What is needed
Of the lines below, how many hold the string "COINBASE"? Give only the number.

Stored items:
──────────
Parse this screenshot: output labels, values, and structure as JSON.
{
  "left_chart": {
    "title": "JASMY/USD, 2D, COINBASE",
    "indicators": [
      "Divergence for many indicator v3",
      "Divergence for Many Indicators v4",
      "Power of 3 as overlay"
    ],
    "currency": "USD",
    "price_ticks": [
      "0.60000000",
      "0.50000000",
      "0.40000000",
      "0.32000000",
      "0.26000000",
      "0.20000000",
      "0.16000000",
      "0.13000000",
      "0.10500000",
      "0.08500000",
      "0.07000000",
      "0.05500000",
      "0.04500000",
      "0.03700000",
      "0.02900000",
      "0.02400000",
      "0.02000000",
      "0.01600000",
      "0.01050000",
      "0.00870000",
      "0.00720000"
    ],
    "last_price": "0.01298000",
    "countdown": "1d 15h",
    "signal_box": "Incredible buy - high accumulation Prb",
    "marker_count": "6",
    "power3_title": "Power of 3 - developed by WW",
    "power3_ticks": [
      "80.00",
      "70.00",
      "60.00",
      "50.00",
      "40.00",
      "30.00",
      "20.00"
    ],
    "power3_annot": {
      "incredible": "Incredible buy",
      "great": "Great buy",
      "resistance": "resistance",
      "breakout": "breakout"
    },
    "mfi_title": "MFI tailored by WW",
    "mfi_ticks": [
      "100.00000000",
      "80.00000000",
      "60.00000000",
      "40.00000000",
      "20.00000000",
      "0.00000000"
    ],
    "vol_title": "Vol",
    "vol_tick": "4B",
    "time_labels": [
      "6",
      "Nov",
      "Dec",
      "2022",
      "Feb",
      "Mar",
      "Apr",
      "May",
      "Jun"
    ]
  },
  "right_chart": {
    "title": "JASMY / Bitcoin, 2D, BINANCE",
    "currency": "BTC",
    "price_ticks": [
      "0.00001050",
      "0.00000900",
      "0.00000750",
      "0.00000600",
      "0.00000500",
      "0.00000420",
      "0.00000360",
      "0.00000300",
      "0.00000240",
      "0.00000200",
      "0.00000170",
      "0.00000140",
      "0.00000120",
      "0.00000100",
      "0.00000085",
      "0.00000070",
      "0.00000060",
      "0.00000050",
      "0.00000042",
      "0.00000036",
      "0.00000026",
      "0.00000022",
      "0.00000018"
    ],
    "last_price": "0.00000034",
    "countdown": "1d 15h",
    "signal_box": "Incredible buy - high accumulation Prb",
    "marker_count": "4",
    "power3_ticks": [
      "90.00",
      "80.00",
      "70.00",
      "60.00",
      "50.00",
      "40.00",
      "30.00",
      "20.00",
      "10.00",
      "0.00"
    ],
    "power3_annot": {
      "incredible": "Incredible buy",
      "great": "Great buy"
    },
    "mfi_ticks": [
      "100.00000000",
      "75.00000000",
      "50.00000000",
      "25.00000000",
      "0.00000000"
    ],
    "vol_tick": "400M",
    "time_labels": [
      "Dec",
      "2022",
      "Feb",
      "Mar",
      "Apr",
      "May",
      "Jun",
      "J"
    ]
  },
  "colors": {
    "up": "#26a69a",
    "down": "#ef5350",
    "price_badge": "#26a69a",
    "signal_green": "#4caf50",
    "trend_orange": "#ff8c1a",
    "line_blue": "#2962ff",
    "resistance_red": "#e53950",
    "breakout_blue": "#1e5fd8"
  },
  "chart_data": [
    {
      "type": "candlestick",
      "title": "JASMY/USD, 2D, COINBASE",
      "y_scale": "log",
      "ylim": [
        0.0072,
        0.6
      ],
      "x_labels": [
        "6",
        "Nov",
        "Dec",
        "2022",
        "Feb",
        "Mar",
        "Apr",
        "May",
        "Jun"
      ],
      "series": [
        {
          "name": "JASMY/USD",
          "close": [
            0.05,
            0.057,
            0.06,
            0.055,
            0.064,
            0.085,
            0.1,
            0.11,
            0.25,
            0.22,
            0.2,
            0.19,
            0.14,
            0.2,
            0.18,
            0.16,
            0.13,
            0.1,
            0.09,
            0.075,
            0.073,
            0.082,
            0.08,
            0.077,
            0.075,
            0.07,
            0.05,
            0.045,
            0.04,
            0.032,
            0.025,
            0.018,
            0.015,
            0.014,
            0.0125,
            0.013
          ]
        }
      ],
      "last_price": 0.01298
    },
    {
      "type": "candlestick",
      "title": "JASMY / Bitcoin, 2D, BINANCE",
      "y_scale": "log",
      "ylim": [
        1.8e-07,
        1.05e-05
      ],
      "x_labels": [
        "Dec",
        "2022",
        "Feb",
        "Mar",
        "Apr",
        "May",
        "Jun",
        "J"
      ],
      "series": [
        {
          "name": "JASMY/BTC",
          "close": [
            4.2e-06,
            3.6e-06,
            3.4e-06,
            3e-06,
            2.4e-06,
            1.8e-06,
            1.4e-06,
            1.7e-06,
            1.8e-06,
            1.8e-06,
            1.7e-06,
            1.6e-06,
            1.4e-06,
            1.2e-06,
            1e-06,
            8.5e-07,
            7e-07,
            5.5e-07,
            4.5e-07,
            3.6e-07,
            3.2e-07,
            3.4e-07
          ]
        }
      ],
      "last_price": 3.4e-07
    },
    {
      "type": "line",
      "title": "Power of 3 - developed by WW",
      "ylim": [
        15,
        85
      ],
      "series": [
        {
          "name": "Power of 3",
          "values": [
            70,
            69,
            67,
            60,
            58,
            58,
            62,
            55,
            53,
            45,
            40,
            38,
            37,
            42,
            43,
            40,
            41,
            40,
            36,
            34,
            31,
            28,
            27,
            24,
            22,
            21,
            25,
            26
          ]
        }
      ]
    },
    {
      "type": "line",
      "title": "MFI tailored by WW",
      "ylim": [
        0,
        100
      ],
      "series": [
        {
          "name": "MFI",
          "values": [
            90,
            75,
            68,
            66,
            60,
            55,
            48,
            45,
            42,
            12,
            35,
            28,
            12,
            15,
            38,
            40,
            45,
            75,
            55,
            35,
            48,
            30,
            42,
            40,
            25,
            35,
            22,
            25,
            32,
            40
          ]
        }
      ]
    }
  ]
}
──────────
Task output
2